▶ **YOUR INSTRUCTIONS**
Copy out each line of the data that holds the word "ffffff".

▶ **PROVIDED RECORDS**
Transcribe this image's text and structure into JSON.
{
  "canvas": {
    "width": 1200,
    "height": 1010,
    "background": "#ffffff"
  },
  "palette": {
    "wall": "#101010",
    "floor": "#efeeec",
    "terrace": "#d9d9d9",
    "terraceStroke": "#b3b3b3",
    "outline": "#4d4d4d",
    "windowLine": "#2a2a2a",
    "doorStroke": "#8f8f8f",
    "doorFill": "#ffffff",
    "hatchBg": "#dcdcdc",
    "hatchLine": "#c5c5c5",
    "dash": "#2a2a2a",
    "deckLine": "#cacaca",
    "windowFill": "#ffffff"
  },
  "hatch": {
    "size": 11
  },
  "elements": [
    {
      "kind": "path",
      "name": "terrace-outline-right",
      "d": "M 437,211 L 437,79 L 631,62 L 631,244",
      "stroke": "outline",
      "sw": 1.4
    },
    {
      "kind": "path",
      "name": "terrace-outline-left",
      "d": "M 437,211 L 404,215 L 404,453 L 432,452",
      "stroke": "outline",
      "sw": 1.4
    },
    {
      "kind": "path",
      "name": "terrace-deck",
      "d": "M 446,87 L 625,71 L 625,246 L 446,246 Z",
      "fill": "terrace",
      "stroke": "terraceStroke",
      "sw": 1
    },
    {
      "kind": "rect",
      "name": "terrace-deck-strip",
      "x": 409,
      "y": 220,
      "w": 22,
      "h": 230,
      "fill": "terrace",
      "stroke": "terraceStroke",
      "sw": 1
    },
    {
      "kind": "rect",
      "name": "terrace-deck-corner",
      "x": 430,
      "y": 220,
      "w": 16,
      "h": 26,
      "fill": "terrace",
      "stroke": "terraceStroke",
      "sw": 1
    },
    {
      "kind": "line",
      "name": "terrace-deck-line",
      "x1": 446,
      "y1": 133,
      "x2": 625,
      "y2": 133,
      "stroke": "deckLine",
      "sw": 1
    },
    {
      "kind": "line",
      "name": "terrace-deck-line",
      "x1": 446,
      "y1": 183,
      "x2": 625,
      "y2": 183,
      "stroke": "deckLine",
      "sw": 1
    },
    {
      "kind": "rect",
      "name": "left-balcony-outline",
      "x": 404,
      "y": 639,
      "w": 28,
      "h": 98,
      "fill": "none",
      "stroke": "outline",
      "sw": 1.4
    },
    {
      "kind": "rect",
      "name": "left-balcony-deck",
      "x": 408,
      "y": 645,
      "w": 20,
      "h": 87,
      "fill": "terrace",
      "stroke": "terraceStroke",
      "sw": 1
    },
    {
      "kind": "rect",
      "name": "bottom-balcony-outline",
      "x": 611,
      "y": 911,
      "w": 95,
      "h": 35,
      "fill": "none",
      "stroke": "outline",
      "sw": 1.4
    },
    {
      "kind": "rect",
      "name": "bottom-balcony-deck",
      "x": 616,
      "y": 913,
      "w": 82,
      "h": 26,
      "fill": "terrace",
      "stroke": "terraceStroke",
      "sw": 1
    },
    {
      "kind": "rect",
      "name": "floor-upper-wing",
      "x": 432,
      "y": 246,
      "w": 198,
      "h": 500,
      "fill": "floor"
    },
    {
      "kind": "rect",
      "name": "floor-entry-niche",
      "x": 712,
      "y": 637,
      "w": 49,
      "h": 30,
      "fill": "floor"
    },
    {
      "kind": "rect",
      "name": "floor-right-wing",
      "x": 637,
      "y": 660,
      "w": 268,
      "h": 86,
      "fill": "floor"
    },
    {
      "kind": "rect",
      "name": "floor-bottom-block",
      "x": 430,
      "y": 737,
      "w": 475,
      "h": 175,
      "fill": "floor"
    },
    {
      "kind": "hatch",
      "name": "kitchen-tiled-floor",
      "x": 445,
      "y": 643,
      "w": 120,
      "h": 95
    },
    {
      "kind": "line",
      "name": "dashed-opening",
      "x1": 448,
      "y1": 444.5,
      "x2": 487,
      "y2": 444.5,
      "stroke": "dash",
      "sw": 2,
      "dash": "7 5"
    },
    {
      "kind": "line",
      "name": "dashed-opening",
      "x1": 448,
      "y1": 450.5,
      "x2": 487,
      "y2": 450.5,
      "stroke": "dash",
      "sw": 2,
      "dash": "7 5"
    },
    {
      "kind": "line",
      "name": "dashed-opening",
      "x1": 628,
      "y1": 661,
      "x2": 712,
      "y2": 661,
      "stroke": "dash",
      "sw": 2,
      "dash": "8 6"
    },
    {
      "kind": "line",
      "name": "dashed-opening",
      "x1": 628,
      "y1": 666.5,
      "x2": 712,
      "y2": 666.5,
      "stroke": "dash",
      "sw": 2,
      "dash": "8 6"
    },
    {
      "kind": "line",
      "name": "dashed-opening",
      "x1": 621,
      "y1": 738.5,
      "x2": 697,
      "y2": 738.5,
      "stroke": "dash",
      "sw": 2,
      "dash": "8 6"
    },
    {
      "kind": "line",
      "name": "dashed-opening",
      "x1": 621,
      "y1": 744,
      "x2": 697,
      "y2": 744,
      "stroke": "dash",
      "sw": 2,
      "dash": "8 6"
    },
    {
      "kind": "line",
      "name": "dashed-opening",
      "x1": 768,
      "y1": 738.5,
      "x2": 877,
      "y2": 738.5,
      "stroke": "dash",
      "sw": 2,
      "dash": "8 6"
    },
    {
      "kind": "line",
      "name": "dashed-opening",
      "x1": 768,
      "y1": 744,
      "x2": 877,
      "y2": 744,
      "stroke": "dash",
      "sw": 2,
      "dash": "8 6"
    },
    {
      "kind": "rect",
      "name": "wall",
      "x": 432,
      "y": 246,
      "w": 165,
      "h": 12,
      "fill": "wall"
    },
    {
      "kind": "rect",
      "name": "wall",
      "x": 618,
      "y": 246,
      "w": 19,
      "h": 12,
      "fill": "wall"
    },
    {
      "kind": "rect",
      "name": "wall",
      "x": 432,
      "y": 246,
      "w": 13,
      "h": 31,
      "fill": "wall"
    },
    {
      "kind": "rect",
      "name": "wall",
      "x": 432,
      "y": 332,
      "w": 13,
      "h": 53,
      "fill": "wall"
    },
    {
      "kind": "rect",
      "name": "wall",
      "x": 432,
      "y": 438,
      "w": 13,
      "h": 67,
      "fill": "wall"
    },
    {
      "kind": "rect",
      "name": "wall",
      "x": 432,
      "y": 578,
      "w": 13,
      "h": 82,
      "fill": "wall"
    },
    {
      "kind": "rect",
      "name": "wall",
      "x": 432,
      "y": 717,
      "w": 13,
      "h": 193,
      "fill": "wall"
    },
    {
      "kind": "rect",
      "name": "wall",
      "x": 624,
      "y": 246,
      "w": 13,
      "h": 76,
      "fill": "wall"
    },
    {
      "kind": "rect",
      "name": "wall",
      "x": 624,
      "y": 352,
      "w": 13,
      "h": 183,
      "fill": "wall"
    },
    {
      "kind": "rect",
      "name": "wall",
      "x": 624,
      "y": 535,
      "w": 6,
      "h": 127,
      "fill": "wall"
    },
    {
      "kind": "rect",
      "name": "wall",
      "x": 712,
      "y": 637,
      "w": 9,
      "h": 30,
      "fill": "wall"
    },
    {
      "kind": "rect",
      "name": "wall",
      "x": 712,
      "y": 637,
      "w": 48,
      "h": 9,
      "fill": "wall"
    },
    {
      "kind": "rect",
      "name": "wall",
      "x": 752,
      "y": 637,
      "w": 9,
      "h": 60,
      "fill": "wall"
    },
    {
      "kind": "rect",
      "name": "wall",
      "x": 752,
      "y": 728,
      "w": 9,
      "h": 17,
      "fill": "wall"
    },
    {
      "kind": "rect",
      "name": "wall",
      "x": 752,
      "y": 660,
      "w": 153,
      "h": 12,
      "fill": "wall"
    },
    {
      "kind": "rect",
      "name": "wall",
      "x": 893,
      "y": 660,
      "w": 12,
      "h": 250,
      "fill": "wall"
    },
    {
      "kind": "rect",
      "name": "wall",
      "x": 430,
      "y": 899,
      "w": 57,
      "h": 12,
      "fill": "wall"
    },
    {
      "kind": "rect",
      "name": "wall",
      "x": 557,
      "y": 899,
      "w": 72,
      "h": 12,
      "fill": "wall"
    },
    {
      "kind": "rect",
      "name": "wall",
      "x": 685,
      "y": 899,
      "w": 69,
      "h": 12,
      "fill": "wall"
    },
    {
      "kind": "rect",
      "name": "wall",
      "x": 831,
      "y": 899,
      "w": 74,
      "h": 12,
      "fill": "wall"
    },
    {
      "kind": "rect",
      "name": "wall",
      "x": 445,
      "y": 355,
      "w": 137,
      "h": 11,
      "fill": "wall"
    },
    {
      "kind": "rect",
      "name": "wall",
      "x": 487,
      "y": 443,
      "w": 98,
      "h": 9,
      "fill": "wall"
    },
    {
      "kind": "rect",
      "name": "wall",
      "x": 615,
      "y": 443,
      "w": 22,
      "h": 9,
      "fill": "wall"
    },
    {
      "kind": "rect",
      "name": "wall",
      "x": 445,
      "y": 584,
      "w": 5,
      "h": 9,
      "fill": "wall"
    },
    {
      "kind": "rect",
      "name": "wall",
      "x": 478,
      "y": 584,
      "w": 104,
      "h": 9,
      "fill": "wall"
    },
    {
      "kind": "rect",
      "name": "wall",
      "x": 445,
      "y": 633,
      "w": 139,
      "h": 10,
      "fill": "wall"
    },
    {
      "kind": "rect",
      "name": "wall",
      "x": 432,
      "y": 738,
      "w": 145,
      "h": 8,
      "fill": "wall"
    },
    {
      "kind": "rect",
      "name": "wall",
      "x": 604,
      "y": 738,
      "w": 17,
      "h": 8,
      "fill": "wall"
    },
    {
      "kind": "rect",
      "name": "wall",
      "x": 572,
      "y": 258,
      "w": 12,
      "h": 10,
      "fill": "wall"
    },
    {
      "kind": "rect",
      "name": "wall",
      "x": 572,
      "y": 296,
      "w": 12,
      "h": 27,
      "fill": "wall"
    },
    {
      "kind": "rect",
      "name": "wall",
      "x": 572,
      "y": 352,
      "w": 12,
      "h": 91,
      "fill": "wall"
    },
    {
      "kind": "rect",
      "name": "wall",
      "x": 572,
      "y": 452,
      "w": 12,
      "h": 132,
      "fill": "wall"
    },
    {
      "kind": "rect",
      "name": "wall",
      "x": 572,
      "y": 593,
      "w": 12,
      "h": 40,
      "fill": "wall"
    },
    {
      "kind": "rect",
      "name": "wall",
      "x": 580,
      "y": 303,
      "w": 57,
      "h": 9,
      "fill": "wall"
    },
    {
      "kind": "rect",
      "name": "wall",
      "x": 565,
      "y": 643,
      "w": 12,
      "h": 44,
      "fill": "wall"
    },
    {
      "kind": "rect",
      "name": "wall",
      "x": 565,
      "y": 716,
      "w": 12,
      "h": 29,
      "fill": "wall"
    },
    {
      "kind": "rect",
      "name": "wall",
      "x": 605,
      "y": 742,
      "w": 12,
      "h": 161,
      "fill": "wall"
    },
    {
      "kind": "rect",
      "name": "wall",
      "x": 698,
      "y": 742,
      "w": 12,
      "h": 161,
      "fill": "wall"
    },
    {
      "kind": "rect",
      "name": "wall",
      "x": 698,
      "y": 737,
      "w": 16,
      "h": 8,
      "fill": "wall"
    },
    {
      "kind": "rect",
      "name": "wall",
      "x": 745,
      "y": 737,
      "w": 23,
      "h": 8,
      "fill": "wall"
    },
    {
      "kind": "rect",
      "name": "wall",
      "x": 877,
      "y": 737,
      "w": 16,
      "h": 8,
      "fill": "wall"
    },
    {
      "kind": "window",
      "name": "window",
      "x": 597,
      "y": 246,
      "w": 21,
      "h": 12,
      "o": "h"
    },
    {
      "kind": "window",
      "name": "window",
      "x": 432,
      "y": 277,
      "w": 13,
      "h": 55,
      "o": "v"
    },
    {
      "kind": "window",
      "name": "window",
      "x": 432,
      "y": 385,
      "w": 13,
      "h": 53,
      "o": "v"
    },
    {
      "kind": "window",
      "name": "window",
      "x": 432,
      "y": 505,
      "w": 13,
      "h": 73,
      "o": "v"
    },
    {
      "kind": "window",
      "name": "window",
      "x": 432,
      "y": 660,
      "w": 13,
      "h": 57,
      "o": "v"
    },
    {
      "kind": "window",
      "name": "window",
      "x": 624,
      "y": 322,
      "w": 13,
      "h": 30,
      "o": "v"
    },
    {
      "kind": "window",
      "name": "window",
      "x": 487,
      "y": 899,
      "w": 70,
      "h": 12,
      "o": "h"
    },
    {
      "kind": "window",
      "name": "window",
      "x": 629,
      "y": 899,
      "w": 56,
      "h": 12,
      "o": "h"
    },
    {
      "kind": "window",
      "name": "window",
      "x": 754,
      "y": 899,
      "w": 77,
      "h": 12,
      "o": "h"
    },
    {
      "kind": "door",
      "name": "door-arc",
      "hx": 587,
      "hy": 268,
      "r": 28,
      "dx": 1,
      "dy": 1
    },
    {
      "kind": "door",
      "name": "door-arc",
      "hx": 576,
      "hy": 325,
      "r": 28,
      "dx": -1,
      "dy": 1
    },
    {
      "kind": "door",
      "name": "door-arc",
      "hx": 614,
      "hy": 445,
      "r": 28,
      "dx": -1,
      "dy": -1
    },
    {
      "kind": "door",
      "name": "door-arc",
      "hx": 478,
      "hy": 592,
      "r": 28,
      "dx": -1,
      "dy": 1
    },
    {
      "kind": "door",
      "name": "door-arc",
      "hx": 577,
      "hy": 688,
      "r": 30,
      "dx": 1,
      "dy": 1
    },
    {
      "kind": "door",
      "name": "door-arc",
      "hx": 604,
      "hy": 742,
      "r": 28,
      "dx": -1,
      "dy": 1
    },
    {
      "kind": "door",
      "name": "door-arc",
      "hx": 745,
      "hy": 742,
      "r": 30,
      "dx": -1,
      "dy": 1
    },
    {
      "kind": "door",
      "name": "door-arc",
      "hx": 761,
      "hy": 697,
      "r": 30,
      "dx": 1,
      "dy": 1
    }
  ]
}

▶ **COMPLETE OUTPUT**
    "background": "#ffffff"
    "doorFill": "#ffffff",
    "windowFill": "#ffffff"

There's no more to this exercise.